[Stored data entries]

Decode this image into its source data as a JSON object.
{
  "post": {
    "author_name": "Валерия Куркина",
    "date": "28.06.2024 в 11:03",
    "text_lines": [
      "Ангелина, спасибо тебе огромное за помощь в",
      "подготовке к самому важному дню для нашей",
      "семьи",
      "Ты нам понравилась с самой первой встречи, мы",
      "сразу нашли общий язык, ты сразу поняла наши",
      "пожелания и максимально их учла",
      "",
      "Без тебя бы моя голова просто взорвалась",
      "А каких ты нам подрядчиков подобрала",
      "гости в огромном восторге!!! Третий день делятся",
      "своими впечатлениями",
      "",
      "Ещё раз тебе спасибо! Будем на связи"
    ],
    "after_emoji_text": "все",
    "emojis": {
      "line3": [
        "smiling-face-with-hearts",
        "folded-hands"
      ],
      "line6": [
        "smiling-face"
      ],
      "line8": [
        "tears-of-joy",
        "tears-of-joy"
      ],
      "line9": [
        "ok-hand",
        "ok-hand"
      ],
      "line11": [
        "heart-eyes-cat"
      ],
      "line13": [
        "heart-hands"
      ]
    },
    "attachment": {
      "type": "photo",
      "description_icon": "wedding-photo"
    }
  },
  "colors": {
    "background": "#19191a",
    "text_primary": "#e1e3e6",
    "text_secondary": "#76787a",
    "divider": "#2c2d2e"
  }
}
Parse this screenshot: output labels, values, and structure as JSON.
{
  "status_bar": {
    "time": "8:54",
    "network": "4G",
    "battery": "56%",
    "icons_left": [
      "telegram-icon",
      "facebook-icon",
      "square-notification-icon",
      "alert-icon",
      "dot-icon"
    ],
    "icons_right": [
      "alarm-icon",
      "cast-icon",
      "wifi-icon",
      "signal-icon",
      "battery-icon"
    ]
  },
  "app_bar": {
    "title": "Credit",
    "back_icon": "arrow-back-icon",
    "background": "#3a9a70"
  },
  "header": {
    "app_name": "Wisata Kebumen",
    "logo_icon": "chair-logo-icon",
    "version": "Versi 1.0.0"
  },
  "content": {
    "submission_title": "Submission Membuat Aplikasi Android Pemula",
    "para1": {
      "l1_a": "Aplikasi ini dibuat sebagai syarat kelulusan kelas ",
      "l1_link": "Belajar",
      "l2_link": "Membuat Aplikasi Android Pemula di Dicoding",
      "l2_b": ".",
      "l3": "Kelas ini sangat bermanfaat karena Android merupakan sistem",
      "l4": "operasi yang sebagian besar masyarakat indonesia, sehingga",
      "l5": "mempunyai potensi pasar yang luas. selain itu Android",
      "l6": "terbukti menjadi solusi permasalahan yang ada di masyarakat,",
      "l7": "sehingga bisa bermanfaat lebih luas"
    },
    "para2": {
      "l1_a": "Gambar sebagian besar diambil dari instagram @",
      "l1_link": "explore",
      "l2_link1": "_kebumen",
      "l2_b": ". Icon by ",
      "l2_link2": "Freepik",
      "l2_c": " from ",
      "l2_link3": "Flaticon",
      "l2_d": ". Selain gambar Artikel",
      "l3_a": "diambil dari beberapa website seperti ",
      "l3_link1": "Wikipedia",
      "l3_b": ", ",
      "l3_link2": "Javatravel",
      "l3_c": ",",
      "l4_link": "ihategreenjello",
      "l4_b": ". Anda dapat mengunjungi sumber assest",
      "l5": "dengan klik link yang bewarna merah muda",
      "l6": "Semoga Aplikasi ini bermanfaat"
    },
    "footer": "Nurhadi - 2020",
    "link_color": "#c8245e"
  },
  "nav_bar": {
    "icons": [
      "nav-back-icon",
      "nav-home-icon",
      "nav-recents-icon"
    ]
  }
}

# [Task description]
Transcribe the material above in its entirety. Match it exactly.

# [Result]
Decode this image into its source data as a JSON object.
{
  "post": {
    "author_name": "Валерия Куркина",
    "date": "28.06.2024 в 11:03",
    "text_lines": [
      "Ангелина, спасибо тебе огромное за помощь в",
      "подготовке к самому важному дню для нашей",
      "семьи",
      "Ты нам понравилась с самой первой встречи, мы",
      "сразу нашли общий язык, ты сразу поняла наши",
      "пожелания и максимально их учла",
      "",
      "Без тебя бы моя голова просто взорвалась",
      "А каких ты нам подрядчиков подобрала",
      "гости в огромном восторге!!! Третий день делятся",
      "своими впечатлениями",
      "",
      "Ещё раз тебе спасибо! Будем на связи"
    ],
    "after_emoji_text": "все",
    "emojis": {
      "line3": [
        "smiling-face-with-hearts",
        "folded-hands"
      ],
      "line6": [
        "smiling-face"
      ],
      "line8": [
        "tears-of-joy",
        "tears-of-joy"
      ],
      "line9": [
        "ok-hand",
        "ok-hand"
      ],
      "line11": [
        "heart-eyes-cat"
      ],
      "line13": [
        "heart-hands"
      ]
    },
    "attachment": {
      "type": "photo",
      "description_icon": "wedding-photo"
    }
  },
  "colors": {
    "background": "#19191a",
    "text_primary": "#e1e3e6",
    "text_secondary": "#76787a",
    "divider": "#2c2d2e"
  }
}
Parse this screenshot: output labels, values, and structure as JSON.
{
  "status_bar": {
    "time": "8:54",
    "network": "4G",
    "battery": "56%",
    "icons_left": [
      "telegram-icon",
      "facebook-icon",
      "square-notification-icon",
      "alert-icon",
      "dot-icon"
    ],
    "icons_right": [
      "alarm-icon",
      "cast-icon",
      "wifi-icon",
      "signal-icon",
      "battery-icon"
    ]
  },
  "app_bar": {
    "title": "Credit",
    "back_icon": "arrow-back-icon",
    "background": "#3a9a70"
  },
  "header": {
    "app_name": "Wisata Kebumen",
    "logo_icon": "chair-logo-icon",
    "version": "Versi 1.0.0"
  },
  "content": {
    "submission_title": "Submission Membuat Aplikasi Android Pemula",
    "para1": {
      "l1_a": "Aplikasi ini dibuat sebagai syarat kelulusan kelas ",
      "l1_link": "Belajar",
      "l2_link": "Membuat Aplikasi Android Pemula di Dicoding",
      "l2_b": ".",
      "l3": "Kelas ini sangat bermanfaat karena Android merupakan sistem",
      "l4": "operasi yang sebagian besar masyarakat indonesia, sehingga",
      "l5": "mempunyai potensi pasar yang luas. selain itu Android",
      "l6": "terbukti menjadi solusi permasalahan yang ada di masyarakat,",
      "l7": "sehingga bisa bermanfaat lebih luas"
    },
    "para2": {
      "l1_a": "Gambar sebagian besar diambil dari instagram @",
      "l1_link": "explore",
      "l2_link1": "_kebumen",
      "l2_b": ". Icon by ",
      "l2_link2": "Freepik",
      "l2_c": " from ",
      "l2_link3": "Flaticon",
      "l2_d": ". Selain gambar Artikel",
      "l3_a": "diambil dari beberapa website seperti ",
      "l3_link1": "Wikipedia",
      "l3_b": ", ",
      "l3_link2": "Javatravel",
      "l3_c": ",",
      "l4_link": "ihategreenjello",
      "l4_b": ". Anda dapat mengunjungi sumber assest",
      "l5": "dengan klik link yang bewarna merah muda",
      "l6": "Semoga Aplikasi ini bermanfaat"
    },
    "footer": "Nurhadi - 2020",
    "link_color": "#c8245e"
  },
  "nav_bar": {
    "icons": [
      "nav-back-icon",
      "nav-home-icon",
      "nav-recents-icon"
    ]
  }
}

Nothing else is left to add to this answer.